(Stored records)
◇ ◇ ◇ ◇ ◇

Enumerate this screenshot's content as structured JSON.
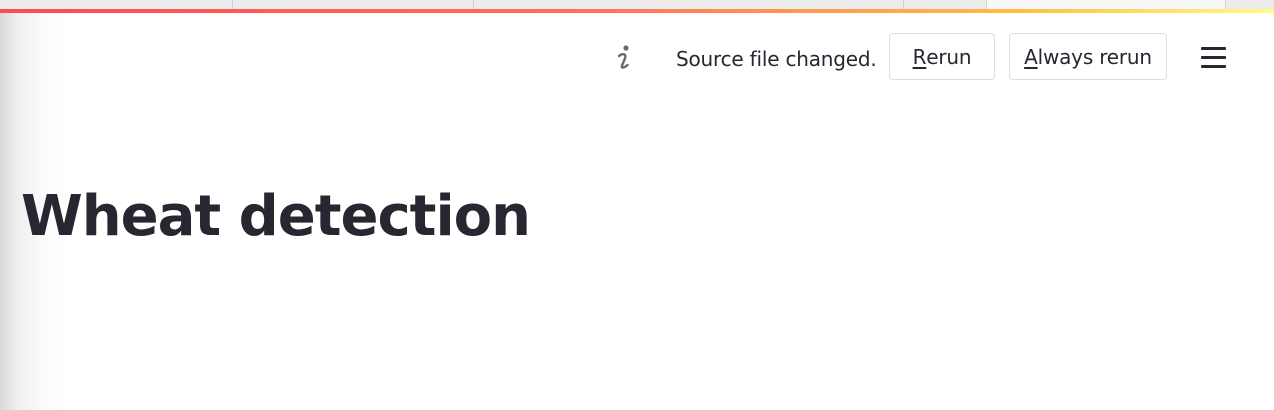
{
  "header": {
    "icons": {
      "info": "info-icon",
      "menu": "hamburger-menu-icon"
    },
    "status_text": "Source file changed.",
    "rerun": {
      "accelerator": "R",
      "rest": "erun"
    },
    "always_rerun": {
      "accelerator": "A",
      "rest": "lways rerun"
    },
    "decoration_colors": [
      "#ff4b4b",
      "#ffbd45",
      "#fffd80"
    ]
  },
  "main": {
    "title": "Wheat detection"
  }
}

◇ ◇ ◇ ◇ ◇

WRITTEN PROBLEM → Restate each of the entries above word for word and skip every image.

EXPECTED ANSWER →
Enumerate this screenshot's content as structured JSON.
{
  "header": {
    "icons": {
      "info": "info-icon",
      "menu": "hamburger-menu-icon"
    },
    "status_text": "Source file changed.",
    "rerun": {
      "accelerator": "R",
      "rest": "erun"
    },
    "always_rerun": {
      "accelerator": "A",
      "rest": "lways rerun"
    },
    "decoration_colors": [
      "#ff4b4b",
      "#ffbd45",
      "#fffd80"
    ]
  },
  "main": {
    "title": "Wheat detection"
  }
}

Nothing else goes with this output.